> [Problem to work on]: Return each line of the records with nothing changed, pictures excepted.

> [Excerpted data]:
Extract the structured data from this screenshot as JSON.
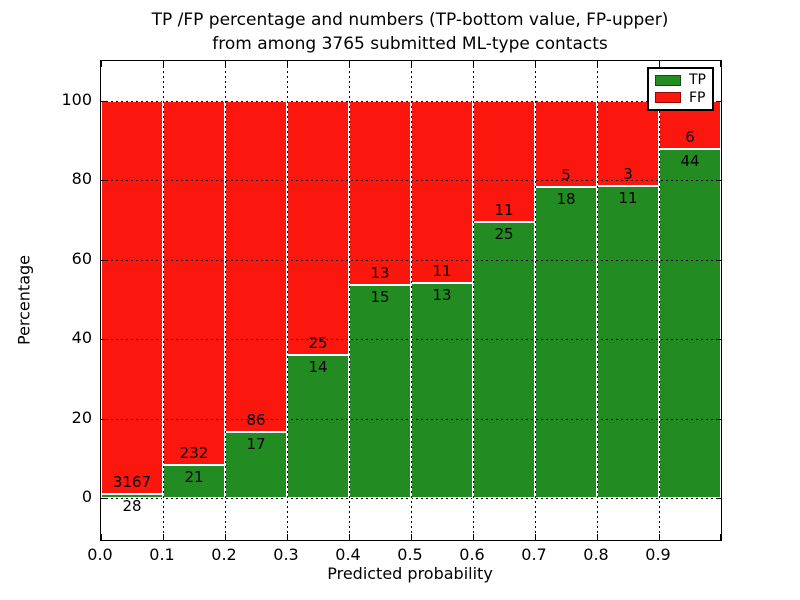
{
  "chart_data": {
    "type": "bar",
    "stacked": true,
    "normalized_to_percent": true,
    "title_line1": "TP /FP percentage and numbers (TP-bottom value, FP-upper)",
    "title_line2": "from among 3765 submitted ML-type contacts",
    "xlabel": "Predicted probability",
    "ylabel": "Percentage",
    "x_tick_labels": [
      "0.0",
      "0.1",
      "0.2",
      "0.3",
      "0.4",
      "0.5",
      "0.6",
      "0.7",
      "0.8",
      "0.9"
    ],
    "y_tick_values": [
      0,
      20,
      40,
      60,
      80,
      100
    ],
    "xlim": [
      0.0,
      1.0
    ],
    "ylim": [
      -10.6,
      110.1
    ],
    "grid": true,
    "total_contacts": 3765,
    "legend": {
      "position": "upper right",
      "items": [
        {
          "label": "TP",
          "color": "#228b22"
        },
        {
          "label": "FP",
          "color": "#fb170e"
        }
      ]
    },
    "bins": [
      {
        "range": [
          0.0,
          0.1
        ],
        "tp": 28,
        "fp": 3167
      },
      {
        "range": [
          0.1,
          0.2
        ],
        "tp": 21,
        "fp": 232
      },
      {
        "range": [
          0.2,
          0.3
        ],
        "tp": 17,
        "fp": 86
      },
      {
        "range": [
          0.3,
          0.4
        ],
        "tp": 14,
        "fp": 25
      },
      {
        "range": [
          0.4,
          0.5
        ],
        "tp": 15,
        "fp": 13
      },
      {
        "range": [
          0.5,
          0.6
        ],
        "tp": 13,
        "fp": 11
      },
      {
        "range": [
          0.6,
          0.7
        ],
        "tp": 25,
        "fp": 11
      },
      {
        "range": [
          0.7,
          0.8
        ],
        "tp": 18,
        "fp": 5
      },
      {
        "range": [
          0.8,
          0.9
        ],
        "tp": 11,
        "fp": 3
      },
      {
        "range": [
          0.9,
          1.0
        ],
        "tp": 44,
        "fp": 6
      }
    ]
  }
}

> [The response]:
Extract the structured data from this screenshot as JSON.
{
  "chart_data": {
    "type": "bar",
    "stacked": true,
    "normalized_to_percent": true,
    "title_line1": "TP /FP percentage and numbers (TP-bottom value, FP-upper)",
    "title_line2": "from among 3765 submitted ML-type contacts",
    "xlabel": "Predicted probability",
    "ylabel": "Percentage",
    "x_tick_labels": [
      "0.0",
      "0.1",
      "0.2",
      "0.3",
      "0.4",
      "0.5",
      "0.6",
      "0.7",
      "0.8",
      "0.9"
    ],
    "y_tick_values": [
      0,
      20,
      40,
      60,
      80,
      100
    ],
    "xlim": [
      0.0,
      1.0
    ],
    "ylim": [
      -10.6,
      110.1
    ],
    "grid": true,
    "total_contacts": 3765,
    "legend": {
      "position": "upper right",
      "items": [
        {
          "label": "TP",
          "color": "#228b22"
        },
        {
          "label": "FP",
          "color": "#fb170e"
        }
      ]
    },
    "bins": [
      {
        "range": [
          0.0,
          0.1
        ],
        "tp": 28,
        "fp": 3167
      },
      {
        "range": [
          0.1,
          0.2
        ],
        "tp": 21,
        "fp": 232
      },
      {
        "range": [
          0.2,
          0.3
        ],
        "tp": 17,
        "fp": 86
      },
      {
        "range": [
          0.3,
          0.4
        ],
        "tp": 14,
        "fp": 25
      },
      {
        "range": [
          0.4,
          0.5
        ],
        "tp": 15,
        "fp": 13
      },
      {
        "range": [
          0.5,
          0.6
        ],
        "tp": 13,
        "fp": 11
      },
      {
        "range": [
          0.6,
          0.7
        ],
        "tp": 25,
        "fp": 11
      },
      {
        "range": [
          0.7,
          0.8
        ],
        "tp": 18,
        "fp": 5
      },
      {
        "range": [
          0.8,
          0.9
        ],
        "tp": 11,
        "fp": 3
      },
      {
        "range": [
          0.9,
          1.0
        ],
        "tp": 44,
        "fp": 6
      }
    ]
  }
}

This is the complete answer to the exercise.